Exercise brief: Gather every line holding the string "Matins".

Items:
######

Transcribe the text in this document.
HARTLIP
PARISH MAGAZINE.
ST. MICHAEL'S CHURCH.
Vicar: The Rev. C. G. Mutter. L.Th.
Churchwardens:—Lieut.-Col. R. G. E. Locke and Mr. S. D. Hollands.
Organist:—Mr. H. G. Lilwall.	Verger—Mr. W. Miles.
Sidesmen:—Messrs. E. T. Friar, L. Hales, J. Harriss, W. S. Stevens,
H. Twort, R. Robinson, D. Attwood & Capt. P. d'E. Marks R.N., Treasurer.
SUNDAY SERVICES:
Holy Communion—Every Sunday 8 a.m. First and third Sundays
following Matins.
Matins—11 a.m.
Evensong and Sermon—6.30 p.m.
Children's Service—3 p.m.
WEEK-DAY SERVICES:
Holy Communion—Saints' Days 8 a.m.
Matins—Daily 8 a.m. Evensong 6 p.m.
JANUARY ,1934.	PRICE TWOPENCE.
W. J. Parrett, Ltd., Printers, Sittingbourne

######

Reply:
following Matins.
Matins—11 a.m.
Matins—Daily 8 a.m. Evensong 6 p.m.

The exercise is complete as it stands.